## [DIRECTIVE]
Copy every line of the material below word for word.

## [DATA SUPPLIED]
+ + + +
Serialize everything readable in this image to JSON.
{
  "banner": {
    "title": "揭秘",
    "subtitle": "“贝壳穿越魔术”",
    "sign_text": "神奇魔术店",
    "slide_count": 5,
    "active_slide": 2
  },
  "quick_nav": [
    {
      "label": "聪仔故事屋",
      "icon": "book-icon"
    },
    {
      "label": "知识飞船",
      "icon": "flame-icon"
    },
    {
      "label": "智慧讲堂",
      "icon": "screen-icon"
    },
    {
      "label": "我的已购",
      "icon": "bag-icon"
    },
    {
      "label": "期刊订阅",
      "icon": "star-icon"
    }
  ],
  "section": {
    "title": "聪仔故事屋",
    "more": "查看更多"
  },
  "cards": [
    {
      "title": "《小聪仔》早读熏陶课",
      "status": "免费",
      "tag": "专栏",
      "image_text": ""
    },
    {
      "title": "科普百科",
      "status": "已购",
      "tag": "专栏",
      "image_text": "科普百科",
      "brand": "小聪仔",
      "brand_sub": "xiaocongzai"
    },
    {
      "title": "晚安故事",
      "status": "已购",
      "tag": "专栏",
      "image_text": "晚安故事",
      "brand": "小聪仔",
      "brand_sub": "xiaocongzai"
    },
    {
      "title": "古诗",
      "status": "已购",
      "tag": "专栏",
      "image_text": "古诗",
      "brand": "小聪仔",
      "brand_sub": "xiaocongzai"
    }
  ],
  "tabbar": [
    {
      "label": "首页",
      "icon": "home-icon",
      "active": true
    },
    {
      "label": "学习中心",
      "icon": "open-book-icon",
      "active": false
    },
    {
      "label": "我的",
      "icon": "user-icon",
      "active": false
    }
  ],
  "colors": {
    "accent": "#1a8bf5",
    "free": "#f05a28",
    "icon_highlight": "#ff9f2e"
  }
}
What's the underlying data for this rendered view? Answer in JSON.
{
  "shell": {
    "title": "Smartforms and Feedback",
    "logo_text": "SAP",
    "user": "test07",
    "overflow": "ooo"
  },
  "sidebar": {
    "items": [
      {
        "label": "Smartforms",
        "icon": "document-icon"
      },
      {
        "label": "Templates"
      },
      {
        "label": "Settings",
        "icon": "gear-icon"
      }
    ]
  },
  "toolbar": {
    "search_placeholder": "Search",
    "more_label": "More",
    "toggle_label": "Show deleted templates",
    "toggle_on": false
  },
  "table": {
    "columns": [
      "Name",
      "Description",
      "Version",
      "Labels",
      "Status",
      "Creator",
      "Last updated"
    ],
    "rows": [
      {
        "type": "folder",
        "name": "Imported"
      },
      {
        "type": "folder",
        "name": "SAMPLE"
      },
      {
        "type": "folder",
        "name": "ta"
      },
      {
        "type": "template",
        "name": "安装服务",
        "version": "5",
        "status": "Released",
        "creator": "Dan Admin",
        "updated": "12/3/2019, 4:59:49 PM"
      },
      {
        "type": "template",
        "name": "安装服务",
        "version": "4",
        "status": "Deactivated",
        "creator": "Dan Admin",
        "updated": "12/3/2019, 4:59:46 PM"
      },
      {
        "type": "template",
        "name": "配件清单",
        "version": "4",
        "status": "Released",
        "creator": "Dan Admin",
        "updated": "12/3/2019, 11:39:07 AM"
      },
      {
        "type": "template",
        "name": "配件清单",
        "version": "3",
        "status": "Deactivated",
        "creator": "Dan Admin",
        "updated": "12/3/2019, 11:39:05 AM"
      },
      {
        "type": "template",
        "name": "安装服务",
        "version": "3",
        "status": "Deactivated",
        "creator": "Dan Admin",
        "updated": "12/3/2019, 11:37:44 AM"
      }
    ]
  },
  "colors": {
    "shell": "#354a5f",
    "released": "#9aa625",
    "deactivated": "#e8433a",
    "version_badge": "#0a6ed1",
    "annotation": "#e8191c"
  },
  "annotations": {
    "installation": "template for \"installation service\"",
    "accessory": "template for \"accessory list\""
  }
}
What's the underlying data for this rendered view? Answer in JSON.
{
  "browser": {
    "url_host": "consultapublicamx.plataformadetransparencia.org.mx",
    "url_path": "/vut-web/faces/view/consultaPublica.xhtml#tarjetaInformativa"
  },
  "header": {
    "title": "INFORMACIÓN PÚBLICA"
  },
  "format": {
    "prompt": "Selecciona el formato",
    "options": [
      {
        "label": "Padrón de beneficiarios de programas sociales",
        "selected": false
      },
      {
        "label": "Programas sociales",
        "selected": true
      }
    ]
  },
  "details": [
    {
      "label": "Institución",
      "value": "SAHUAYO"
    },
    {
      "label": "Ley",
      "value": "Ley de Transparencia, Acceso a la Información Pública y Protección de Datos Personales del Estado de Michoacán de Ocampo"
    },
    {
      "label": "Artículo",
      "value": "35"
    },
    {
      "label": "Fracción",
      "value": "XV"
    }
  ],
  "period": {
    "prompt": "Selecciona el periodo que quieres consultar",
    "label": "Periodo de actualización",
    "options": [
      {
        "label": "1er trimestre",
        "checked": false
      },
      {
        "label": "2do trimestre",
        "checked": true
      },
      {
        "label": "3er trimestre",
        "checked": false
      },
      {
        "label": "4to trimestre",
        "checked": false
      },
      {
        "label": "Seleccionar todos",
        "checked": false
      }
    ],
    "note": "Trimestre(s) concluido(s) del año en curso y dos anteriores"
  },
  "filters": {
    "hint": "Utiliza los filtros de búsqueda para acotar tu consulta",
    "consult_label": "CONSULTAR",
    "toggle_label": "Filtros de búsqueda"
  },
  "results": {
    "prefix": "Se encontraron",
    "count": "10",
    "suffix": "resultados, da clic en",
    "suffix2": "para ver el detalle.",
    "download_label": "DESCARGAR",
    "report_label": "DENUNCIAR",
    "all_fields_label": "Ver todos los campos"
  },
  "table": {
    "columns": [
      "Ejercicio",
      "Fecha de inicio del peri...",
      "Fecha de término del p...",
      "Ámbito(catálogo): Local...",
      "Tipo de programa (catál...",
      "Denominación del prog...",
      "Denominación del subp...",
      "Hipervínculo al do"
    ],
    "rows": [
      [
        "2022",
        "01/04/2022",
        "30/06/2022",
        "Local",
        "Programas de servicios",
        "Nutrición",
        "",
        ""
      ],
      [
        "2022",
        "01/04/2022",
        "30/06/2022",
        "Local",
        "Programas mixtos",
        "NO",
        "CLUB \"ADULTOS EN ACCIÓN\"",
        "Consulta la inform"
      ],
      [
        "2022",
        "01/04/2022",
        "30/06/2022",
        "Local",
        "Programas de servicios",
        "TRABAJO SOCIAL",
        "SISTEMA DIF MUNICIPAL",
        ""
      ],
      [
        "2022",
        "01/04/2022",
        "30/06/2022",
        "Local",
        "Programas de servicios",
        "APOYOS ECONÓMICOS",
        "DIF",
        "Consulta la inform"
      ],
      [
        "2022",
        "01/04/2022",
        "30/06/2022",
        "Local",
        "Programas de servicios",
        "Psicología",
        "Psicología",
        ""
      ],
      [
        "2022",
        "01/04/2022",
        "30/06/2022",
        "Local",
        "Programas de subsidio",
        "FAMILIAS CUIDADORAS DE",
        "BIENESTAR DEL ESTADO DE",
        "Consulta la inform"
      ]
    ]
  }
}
+ + + +
## [SOLUTION TO THE PROBLEM]
Serialize everything readable in this image to JSON.
{
  "banner": {
    "title": "揭秘",
    "subtitle": "“贝壳穿越魔术”",
    "sign_text": "神奇魔术店",
    "slide_count": 5,
    "active_slide": 2
  },
  "quick_nav": [
    {
      "label": "聪仔故事屋",
      "icon": "book-icon"
    },
    {
      "label": "知识飞船",
      "icon": "flame-icon"
    },
    {
      "label": "智慧讲堂",
      "icon": "screen-icon"
    },
    {
      "label": "我的已购",
      "icon": "bag-icon"
    },
    {
      "label": "期刊订阅",
      "icon": "star-icon"
    }
  ],
  "section": {
    "title": "聪仔故事屋",
    "more": "查看更多"
  },
  "cards": [
    {
      "title": "《小聪仔》早读熏陶课",
      "status": "免费",
      "tag": "专栏",
      "image_text": ""
    },
    {
      "title": "科普百科",
      "status": "已购",
      "tag": "专栏",
      "image_text": "科普百科",
      "brand": "小聪仔",
      "brand_sub": "xiaocongzai"
    },
    {
      "title": "晚安故事",
      "status": "已购",
      "tag": "专栏",
      "image_text": "晚安故事",
      "brand": "小聪仔",
      "brand_sub": "xiaocongzai"
    },
    {
      "title": "古诗",
      "status": "已购",
      "tag": "专栏",
      "image_text": "古诗",
      "brand": "小聪仔",
      "brand_sub": "xiaocongzai"
    }
  ],
  "tabbar": [
    {
      "label": "首页",
      "icon": "home-icon",
      "active": true
    },
    {
      "label": "学习中心",
      "icon": "open-book-icon",
      "active": false
    },
    {
      "label": "我的",
      "icon": "user-icon",
      "active": false
    }
  ],
  "colors": {
    "accent": "#1a8bf5",
    "free": "#f05a28",
    "icon_highlight": "#ff9f2e"
  }
}
What's the underlying data for this rendered view? Answer in JSON.
{
  "shell": {
    "title": "Smartforms and Feedback",
    "logo_text": "SAP",
    "user": "test07",
    "overflow": "ooo"
  },
  "sidebar": {
    "items": [
      {
        "label": "Smartforms",
        "icon": "document-icon"
      },
      {
        "label": "Templates"
      },
      {
        "label": "Settings",
        "icon": "gear-icon"
      }
    ]
  },
  "toolbar": {
    "search_placeholder": "Search",
    "more_label": "More",
    "toggle_label": "Show deleted templates",
    "toggle_on": false
  },
  "table": {
    "columns": [
      "Name",
      "Description",
      "Version",
      "Labels",
      "Status",
      "Creator",
      "Last updated"
    ],
    "rows": [
      {
        "type": "folder",
        "name": "Imported"
      },
      {
        "type": "folder",
        "name": "SAMPLE"
      },
      {
        "type": "folder",
        "name": "ta"
      },
      {
        "type": "template",
        "name": "安装服务",
        "version": "5",
        "status": "Released",
        "creator": "Dan Admin",
        "updated": "12/3/2019, 4:59:49 PM"
      },
      {
        "type": "template",
        "name": "安装服务",
        "version": "4",
        "status": "Deactivated",
        "creator": "Dan Admin",
        "updated": "12/3/2019, 4:59:46 PM"
      },
      {
        "type": "template",
        "name": "配件清单",
        "version": "4",
        "status": "Released",
        "creator": "Dan Admin",
        "updated": "12/3/2019, 11:39:07 AM"
      },
      {
        "type": "template",
        "name": "配件清单",
        "version": "3",
        "status": "Deactivated",
        "creator": "Dan Admin",
        "updated": "12/3/2019, 11:39:05 AM"
      },
      {
        "type": "template",
        "name": "安装服务",
        "version": "3",
        "status": "Deactivated",
        "creator": "Dan Admin",
        "updated": "12/3/2019, 11:37:44 AM"
      }
    ]
  },
  "colors": {
    "shell": "#354a5f",
    "released": "#9aa625",
    "deactivated": "#e8433a",
    "version_badge": "#0a6ed1",
    "annotation": "#e8191c"
  },
  "annotations": {
    "installation": "template for \"installation service\"",
    "accessory": "template for \"accessory list\""
  }
}
What's the underlying data for this rendered view? Answer in JSON.
{
  "browser": {
    "url_host": "consultapublicamx.plataformadetransparencia.org.mx",
    "url_path": "/vut-web/faces/view/consultaPublica.xhtml#tarjetaInformativa"
  },
  "header": {
    "title": "INFORMACIÓN PÚBLICA"
  },
  "format": {
    "prompt": "Selecciona el formato",
    "options": [
      {
        "label": "Padrón de beneficiarios de programas sociales",
        "selected": false
      },
      {
        "label": "Programas sociales",
        "selected": true
      }
    ]
  },
  "details": [
    {
      "label": "Institución",
      "value": "SAHUAYO"
    },
    {
      "label": "Ley",
      "value": "Ley de Transparencia, Acceso a la Información Pública y Protección de Datos Personales del Estado de Michoacán de Ocampo"
    },
    {
      "label": "Artículo",
      "value": "35"
    },
    {
      "label": "Fracción",
      "value": "XV"
    }
  ],
  "period": {
    "prompt": "Selecciona el periodo que quieres consultar",
    "label": "Periodo de actualización",
    "options": [
      {
        "label": "1er trimestre",
        "checked": false
      },
      {
        "label": "2do trimestre",
        "checked": true
      },
      {
        "label": "3er trimestre",
        "checked": false
      },
      {
        "label": "4to trimestre",
        "checked": false
      },
      {
        "label": "Seleccionar todos",
        "checked": false
      }
    ],
    "note": "Trimestre(s) concluido(s) del año en curso y dos anteriores"
  },
  "filters": {
    "hint": "Utiliza los filtros de búsqueda para acotar tu consulta",
    "consult_label": "CONSULTAR",
    "toggle_label": "Filtros de búsqueda"
  },
  "results": {
    "prefix": "Se encontraron",
    "count": "10",
    "suffix": "resultados, da clic en",
    "suffix2": "para ver el detalle.",
    "download_label": "DESCARGAR",
    "report_label": "DENUNCIAR",
    "all_fields_label": "Ver todos los campos"
  },
  "table": {
    "columns": [
      "Ejercicio",
      "Fecha de inicio del peri...",
      "Fecha de término del p...",
      "Ámbito(catálogo): Local...",
      "Tipo de programa (catál...",
      "Denominación del prog...",
      "Denominación del subp...",
      "Hipervínculo al do"
    ],
    "rows": [
      [
        "2022",
        "01/04/2022",
        "30/06/2022",
        "Local",
        "Programas de servicios",
        "Nutrición",
        "",
        ""
      ],
      [
        "2022",
        "01/04/2022",
        "30/06/2022",
        "Local",
        "Programas mixtos",
        "NO",
        "CLUB \"ADULTOS EN ACCIÓN\"",
        "Consulta la inform"
      ],
      [
        "2022",
        "01/04/2022",
        "30/06/2022",
        "Local",
        "Programas de servicios",
        "TRABAJO SOCIAL",
        "SISTEMA DIF MUNICIPAL",
        ""
      ],
      [
        "2022",
        "01/04/2022",
        "30/06/2022",
        "Local",
        "Programas de servicios",
        "APOYOS ECONÓMICOS",
        "DIF",
        "Consulta la inform"
      ],
      [
        "2022",
        "01/04/2022",
        "30/06/2022",
        "Local",
        "Programas de servicios",
        "Psicología",
        "Psicología",
        ""
      ],
      [
        "2022",
        "01/04/2022",
        "30/06/2022",
        "Local",
        "Programas de subsidio",
        "FAMILIAS CUIDADORAS DE",
        "BIENESTAR DEL ESTADO DE",
        "Consulta la inform"
      ]
    ]
  }
}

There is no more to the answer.